The exercise — Reproduce the listing below exactly. Pictures do not belong in the copy.
+++ Raw records +++
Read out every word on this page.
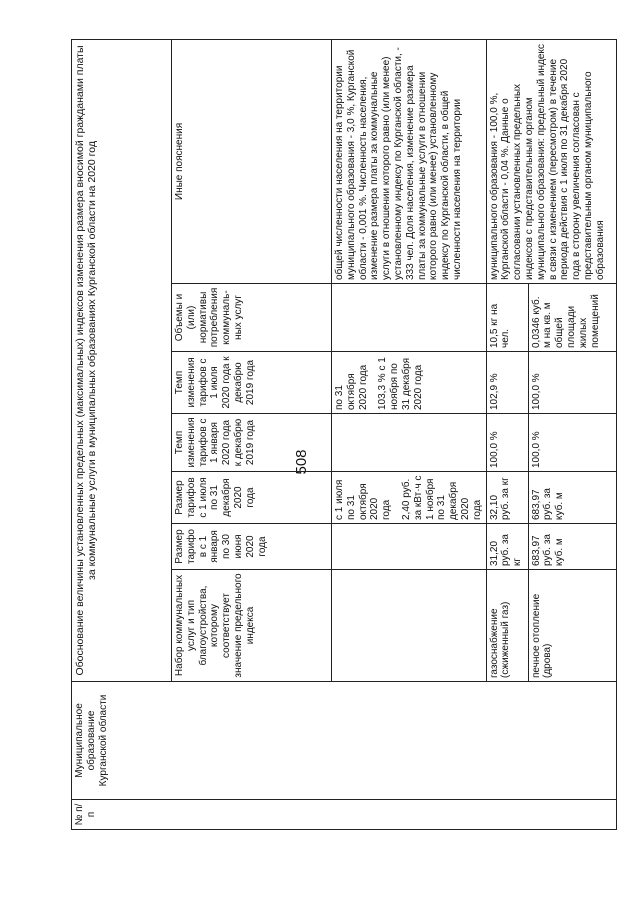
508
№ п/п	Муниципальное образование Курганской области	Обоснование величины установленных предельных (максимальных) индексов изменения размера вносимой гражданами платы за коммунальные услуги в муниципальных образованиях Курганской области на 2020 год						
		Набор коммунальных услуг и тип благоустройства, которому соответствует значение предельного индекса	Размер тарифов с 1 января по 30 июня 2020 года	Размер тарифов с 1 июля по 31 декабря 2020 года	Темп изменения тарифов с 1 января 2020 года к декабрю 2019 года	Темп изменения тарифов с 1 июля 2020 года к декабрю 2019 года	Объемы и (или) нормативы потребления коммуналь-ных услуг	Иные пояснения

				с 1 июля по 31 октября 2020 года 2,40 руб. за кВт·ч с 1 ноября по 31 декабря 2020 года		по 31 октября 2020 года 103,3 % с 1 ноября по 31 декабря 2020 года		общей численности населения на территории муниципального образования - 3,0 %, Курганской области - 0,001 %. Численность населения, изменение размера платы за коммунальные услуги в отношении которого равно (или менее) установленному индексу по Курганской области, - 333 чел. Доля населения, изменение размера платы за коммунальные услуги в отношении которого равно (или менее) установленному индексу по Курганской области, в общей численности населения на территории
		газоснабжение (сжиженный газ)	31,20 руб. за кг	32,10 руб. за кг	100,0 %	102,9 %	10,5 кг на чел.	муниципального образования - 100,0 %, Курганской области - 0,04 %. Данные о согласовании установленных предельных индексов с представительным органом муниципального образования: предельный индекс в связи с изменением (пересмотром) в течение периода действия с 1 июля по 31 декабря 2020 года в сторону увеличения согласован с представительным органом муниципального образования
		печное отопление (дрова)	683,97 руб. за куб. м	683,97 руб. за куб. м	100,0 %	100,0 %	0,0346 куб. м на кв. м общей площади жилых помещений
+++
The answer —
Read out every word on this page.
508
№ п/п	Муниципальное образование Курганской области	Обоснование величины установленных предельных (максимальных) индексов изменения размера вносимой гражданами платы за коммунальные услуги в муниципальных образованиях Курганской области на 2020 год						
		Набор коммунальных услуг и тип благоустройства, которому соответствует значение предельного индекса	Размер тарифов с 1 января по 30 июня 2020 года	Размер тарифов с 1 июля по 31 декабря 2020 года	Темп изменения тарифов с 1 января 2020 года к декабрю 2019 года	Темп изменения тарифов с 1 июля 2020 года к декабрю 2019 года	Объемы и (или) нормативы потребления коммуналь-ных услуг	Иные пояснения

				с 1 июля по 31 октября 2020 года 2,40 руб. за кВт·ч с 1 ноября по 31 декабря 2020 года		по 31 октября 2020 года 103,3 % с 1 ноября по 31 декабря 2020 года		общей численности населения на территории муниципального образования - 3,0 %, Курганской области - 0,001 %. Численность населения, изменение размера платы за коммунальные услуги в отношении которого равно (или менее) установленному индексу по Курганской области, - 333 чел. Доля населения, изменение размера платы за коммунальные услуги в отношении которого равно (или менее) установленному индексу по Курганской области, в общей численности населения на территории
		газоснабжение (сжиженный газ)	31,20 руб. за кг	32,10 руб. за кг	100,0 %	102,9 %	10,5 кг на чел.	муниципального образования - 100,0 %, Курганской области - 0,04 %. Данные о согласовании установленных предельных индексов с представительным органом муниципального образования: предельный индекс в связи с изменением (пересмотром) в течение периода действия с 1 июля по 31 декабря 2020 года в сторону увеличения согласован с представительным органом муниципального образования
		печное отопление (дрова)	683,97 руб. за куб. м	683,97 руб. за куб. м	100,0 %	100,0 %	0,0346 куб. м на кв. м общей площади жилых помещений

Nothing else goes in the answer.